* **TO BE DONE**
Repeat every line below exactly, word for word.

* **INFORMATION GIVEN**
━━━━━━━━━━━━━━━━
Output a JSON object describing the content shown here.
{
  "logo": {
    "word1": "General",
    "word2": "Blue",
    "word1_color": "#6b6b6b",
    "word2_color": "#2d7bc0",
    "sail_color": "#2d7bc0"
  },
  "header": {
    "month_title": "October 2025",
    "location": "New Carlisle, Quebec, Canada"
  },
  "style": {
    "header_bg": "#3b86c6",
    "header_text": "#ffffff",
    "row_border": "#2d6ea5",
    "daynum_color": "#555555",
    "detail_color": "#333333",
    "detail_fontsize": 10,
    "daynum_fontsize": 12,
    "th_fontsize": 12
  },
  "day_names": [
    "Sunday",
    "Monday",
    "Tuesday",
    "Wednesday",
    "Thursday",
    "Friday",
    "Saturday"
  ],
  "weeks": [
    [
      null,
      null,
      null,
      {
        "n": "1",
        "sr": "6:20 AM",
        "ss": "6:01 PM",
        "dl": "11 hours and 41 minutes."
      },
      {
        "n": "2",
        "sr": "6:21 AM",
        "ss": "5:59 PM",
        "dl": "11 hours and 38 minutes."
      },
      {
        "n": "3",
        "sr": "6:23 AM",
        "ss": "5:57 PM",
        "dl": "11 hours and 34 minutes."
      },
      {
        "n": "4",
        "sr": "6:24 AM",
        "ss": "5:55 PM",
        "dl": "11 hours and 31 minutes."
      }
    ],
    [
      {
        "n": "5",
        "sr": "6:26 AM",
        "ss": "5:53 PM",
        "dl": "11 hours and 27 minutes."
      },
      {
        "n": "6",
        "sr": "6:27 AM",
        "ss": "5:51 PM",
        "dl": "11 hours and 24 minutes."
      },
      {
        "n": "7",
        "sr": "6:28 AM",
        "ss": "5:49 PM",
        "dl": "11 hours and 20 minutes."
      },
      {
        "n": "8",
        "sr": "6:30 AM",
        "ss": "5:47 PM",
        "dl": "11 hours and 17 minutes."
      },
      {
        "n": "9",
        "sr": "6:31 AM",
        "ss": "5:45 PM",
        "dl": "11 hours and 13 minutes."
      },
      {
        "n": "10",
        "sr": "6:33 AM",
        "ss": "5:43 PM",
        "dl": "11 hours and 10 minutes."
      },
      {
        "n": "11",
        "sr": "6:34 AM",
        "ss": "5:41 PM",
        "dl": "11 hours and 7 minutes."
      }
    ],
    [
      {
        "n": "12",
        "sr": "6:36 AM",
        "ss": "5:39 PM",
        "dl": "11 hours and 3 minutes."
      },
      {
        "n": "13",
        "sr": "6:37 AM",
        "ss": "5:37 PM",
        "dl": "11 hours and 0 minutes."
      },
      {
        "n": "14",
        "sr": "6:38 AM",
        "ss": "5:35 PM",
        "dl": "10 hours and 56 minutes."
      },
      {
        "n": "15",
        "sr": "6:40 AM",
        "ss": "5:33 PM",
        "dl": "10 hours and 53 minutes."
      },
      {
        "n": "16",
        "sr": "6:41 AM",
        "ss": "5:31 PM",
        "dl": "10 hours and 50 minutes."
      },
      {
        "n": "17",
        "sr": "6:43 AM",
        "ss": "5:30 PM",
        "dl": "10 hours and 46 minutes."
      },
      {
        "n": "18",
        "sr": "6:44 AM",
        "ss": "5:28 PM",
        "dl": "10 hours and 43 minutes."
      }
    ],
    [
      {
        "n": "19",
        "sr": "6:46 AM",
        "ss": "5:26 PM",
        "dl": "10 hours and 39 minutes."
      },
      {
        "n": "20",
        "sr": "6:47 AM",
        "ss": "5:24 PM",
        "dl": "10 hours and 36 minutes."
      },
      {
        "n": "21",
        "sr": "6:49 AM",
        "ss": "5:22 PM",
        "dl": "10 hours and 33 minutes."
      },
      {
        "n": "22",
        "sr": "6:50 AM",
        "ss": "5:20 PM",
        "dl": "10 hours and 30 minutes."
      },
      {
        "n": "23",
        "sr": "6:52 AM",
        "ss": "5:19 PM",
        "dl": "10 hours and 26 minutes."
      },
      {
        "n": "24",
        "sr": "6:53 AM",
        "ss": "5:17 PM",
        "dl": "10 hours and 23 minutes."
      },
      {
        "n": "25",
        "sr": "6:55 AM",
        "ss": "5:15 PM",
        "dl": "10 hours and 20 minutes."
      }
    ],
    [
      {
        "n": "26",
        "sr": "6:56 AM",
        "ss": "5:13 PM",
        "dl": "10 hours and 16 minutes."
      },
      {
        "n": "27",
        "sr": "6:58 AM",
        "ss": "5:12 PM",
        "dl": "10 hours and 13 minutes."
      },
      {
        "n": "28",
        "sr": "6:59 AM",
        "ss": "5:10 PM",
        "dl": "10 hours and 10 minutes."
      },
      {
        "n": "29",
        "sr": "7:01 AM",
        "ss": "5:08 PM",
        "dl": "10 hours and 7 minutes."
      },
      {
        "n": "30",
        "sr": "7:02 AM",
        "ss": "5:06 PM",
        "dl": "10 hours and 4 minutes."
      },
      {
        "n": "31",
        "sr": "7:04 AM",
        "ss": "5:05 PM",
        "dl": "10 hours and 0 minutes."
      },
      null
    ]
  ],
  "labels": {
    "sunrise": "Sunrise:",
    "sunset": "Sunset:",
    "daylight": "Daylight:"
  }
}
━━━━━━━━━━━━━━━━
* **RESPONSE TO THE TASK**
Output a JSON object describing the content shown here.
{
  "logo": {
    "word1": "General",
    "word2": "Blue",
    "word1_color": "#6b6b6b",
    "word2_color": "#2d7bc0",
    "sail_color": "#2d7bc0"
  },
  "header": {
    "month_title": "October 2025",
    "location": "New Carlisle, Quebec, Canada"
  },
  "style": {
    "header_bg": "#3b86c6",
    "header_text": "#ffffff",
    "row_border": "#2d6ea5",
    "daynum_color": "#555555",
    "detail_color": "#333333",
    "detail_fontsize": 10,
    "daynum_fontsize": 12,
    "th_fontsize": 12
  },
  "day_names": [
    "Sunday",
    "Monday",
    "Tuesday",
    "Wednesday",
    "Thursday",
    "Friday",
    "Saturday"
  ],
  "weeks": [
    [
      null,
      null,
      null,
      {
        "n": "1",
        "sr": "6:20 AM",
        "ss": "6:01 PM",
        "dl": "11 hours and 41 minutes."
      },
      {
        "n": "2",
        "sr": "6:21 AM",
        "ss": "5:59 PM",
        "dl": "11 hours and 38 minutes."
      },
      {
        "n": "3",
        "sr": "6:23 AM",
        "ss": "5:57 PM",
        "dl": "11 hours and 34 minutes."
      },
      {
        "n": "4",
        "sr": "6:24 AM",
        "ss": "5:55 PM",
        "dl": "11 hours and 31 minutes."
      }
    ],
    [
      {
        "n": "5",
        "sr": "6:26 AM",
        "ss": "5:53 PM",
        "dl": "11 hours and 27 minutes."
      },
      {
        "n": "6",
        "sr": "6:27 AM",
        "ss": "5:51 PM",
        "dl": "11 hours and 24 minutes."
      },
      {
        "n": "7",
        "sr": "6:28 AM",
        "ss": "5:49 PM",
        "dl": "11 hours and 20 minutes."
      },
      {
        "n": "8",
        "sr": "6:30 AM",
        "ss": "5:47 PM",
        "dl": "11 hours and 17 minutes."
      },
      {
        "n": "9",
        "sr": "6:31 AM",
        "ss": "5:45 PM",
        "dl": "11 hours and 13 minutes."
      },
      {
        "n": "10",
        "sr": "6:33 AM",
        "ss": "5:43 PM",
        "dl": "11 hours and 10 minutes."
      },
      {
        "n": "11",
        "sr": "6:34 AM",
        "ss": "5:41 PM",
        "dl": "11 hours and 7 minutes."
      }
    ],
    [
      {
        "n": "12",
        "sr": "6:36 AM",
        "ss": "5:39 PM",
        "dl": "11 hours and 3 minutes."
      },
      {
        "n": "13",
        "sr": "6:37 AM",
        "ss": "5:37 PM",
        "dl": "11 hours and 0 minutes."
      },
      {
        "n": "14",
        "sr": "6:38 AM",
        "ss": "5:35 PM",
        "dl": "10 hours and 56 minutes."
      },
      {
        "n": "15",
        "sr": "6:40 AM",
        "ss": "5:33 PM",
        "dl": "10 hours and 53 minutes."
      },
      {
        "n": "16",
        "sr": "6:41 AM",
        "ss": "5:31 PM",
        "dl": "10 hours and 50 minutes."
      },
      {
        "n": "17",
        "sr": "6:43 AM",
        "ss": "5:30 PM",
        "dl": "10 hours and 46 minutes."
      },
      {
        "n": "18",
        "sr": "6:44 AM",
        "ss": "5:28 PM",
        "dl": "10 hours and 43 minutes."
      }
    ],
    [
      {
        "n": "19",
        "sr": "6:46 AM",
        "ss": "5:26 PM",
        "dl": "10 hours and 39 minutes."
      },
      {
        "n": "20",
        "sr": "6:47 AM",
        "ss": "5:24 PM",
        "dl": "10 hours and 36 minutes."
      },
      {
        "n": "21",
        "sr": "6:49 AM",
        "ss": "5:22 PM",
        "dl": "10 hours and 33 minutes."
      },
      {
        "n": "22",
        "sr": "6:50 AM",
        "ss": "5:20 PM",
        "dl": "10 hours and 30 minutes."
      },
      {
        "n": "23",
        "sr": "6:52 AM",
        "ss": "5:19 PM",
        "dl": "10 hours and 26 minutes."
      },
      {
        "n": "24",
        "sr": "6:53 AM",
        "ss": "5:17 PM",
        "dl": "10 hours and 23 minutes."
      },
      {
        "n": "25",
        "sr": "6:55 AM",
        "ss": "5:15 PM",
        "dl": "10 hours and 20 minutes."
      }
    ],
    [
      {
        "n": "26",
        "sr": "6:56 AM",
        "ss": "5:13 PM",
        "dl": "10 hours and 16 minutes."
      },
      {
        "n": "27",
        "sr": "6:58 AM",
        "ss": "5:12 PM",
        "dl": "10 hours and 13 minutes."
      },
      {
        "n": "28",
        "sr": "6:59 AM",
        "ss": "5:10 PM",
        "dl": "10 hours and 10 minutes."
      },
      {
        "n": "29",
        "sr": "7:01 AM",
        "ss": "5:08 PM",
        "dl": "10 hours and 7 minutes."
      },
      {
        "n": "30",
        "sr": "7:02 AM",
        "ss": "5:06 PM",
        "dl": "10 hours and 4 minutes."
      },
      {
        "n": "31",
        "sr": "7:04 AM",
        "ss": "5:05 PM",
        "dl": "10 hours and 0 minutes."
      },
      null
    ]
  ],
  "labels": {
    "sunrise": "Sunrise:",
    "sunset": "Sunset:",
    "daylight": "Daylight:"
  }
}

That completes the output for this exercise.